[Begin Supplied data]

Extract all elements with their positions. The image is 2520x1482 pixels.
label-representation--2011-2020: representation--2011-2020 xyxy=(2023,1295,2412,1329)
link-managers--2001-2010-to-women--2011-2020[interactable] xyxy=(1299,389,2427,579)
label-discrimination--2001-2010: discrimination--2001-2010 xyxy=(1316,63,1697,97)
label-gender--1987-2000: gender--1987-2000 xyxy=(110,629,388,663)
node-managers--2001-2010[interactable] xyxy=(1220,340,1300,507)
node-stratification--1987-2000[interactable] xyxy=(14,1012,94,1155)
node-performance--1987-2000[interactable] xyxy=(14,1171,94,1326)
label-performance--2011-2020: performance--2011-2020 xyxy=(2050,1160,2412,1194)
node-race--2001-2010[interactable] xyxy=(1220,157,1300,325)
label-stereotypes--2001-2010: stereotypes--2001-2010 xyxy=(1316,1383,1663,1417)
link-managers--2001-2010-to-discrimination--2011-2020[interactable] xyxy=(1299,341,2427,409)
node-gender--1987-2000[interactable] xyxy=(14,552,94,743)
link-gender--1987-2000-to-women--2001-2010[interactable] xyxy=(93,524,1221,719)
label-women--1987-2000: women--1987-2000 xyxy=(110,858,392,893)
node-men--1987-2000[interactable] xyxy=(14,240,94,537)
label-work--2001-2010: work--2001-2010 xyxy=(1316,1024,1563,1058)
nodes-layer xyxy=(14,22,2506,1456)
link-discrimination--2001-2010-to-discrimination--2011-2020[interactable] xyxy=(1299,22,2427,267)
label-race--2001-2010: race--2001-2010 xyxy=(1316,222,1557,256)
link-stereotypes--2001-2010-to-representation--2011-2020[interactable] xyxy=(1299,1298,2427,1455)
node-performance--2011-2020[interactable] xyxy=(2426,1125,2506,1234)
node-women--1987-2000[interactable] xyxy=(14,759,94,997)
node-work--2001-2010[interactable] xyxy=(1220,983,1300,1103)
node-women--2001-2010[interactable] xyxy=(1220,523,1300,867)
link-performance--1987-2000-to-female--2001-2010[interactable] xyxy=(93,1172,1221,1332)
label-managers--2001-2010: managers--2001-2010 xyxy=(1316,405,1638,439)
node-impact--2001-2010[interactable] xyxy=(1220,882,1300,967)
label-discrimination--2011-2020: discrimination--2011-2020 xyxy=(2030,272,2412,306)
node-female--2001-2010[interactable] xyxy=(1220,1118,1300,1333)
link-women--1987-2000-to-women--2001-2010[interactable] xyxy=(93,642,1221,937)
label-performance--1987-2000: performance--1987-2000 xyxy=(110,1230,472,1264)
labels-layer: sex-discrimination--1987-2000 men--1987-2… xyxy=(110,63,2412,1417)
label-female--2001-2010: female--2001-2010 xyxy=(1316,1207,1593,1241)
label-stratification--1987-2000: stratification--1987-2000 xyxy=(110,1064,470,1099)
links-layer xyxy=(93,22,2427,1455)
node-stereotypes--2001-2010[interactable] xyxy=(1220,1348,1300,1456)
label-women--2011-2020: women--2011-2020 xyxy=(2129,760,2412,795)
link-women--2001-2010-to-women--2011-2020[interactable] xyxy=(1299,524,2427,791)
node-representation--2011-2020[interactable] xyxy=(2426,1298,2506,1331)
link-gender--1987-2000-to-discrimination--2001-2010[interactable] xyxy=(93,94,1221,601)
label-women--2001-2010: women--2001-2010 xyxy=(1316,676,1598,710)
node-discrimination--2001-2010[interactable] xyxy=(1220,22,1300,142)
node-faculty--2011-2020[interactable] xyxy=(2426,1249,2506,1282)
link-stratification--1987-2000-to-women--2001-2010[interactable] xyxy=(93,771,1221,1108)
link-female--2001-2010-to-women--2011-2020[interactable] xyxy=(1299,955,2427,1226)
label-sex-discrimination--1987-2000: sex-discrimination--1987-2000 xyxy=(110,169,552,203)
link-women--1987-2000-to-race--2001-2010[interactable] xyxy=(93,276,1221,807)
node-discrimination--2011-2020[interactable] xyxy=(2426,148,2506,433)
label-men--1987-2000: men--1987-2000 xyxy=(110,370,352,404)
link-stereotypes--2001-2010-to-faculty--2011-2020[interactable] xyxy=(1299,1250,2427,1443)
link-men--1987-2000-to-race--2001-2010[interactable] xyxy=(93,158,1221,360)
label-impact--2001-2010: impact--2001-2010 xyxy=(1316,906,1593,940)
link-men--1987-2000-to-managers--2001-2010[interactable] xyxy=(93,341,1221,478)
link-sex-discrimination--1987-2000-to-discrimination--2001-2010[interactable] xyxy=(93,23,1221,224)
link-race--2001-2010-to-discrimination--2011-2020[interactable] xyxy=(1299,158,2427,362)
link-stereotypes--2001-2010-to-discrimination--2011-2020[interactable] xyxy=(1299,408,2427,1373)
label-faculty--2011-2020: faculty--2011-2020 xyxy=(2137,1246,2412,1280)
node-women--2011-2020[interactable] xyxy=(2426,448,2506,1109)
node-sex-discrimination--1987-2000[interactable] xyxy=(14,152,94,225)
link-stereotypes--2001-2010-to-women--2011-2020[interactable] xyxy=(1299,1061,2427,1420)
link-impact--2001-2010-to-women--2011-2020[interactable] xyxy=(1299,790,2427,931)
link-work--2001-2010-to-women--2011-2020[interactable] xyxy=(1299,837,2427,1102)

[End Supplied data]

• [Exercise directions]:
Collect every line above that contains the string "representation".

• [Task response]:
label-representation--2011-2020: representation--2011-2020 xyxy=(2023,1295,2412,1329)
link-stereotypes--2001-2010-to-representation--2011-2020[interactable] xyxy=(1299,1298,2427,1455)
node-representation--2011-2020[interactable] xyxy=(2426,1298,2506,1331)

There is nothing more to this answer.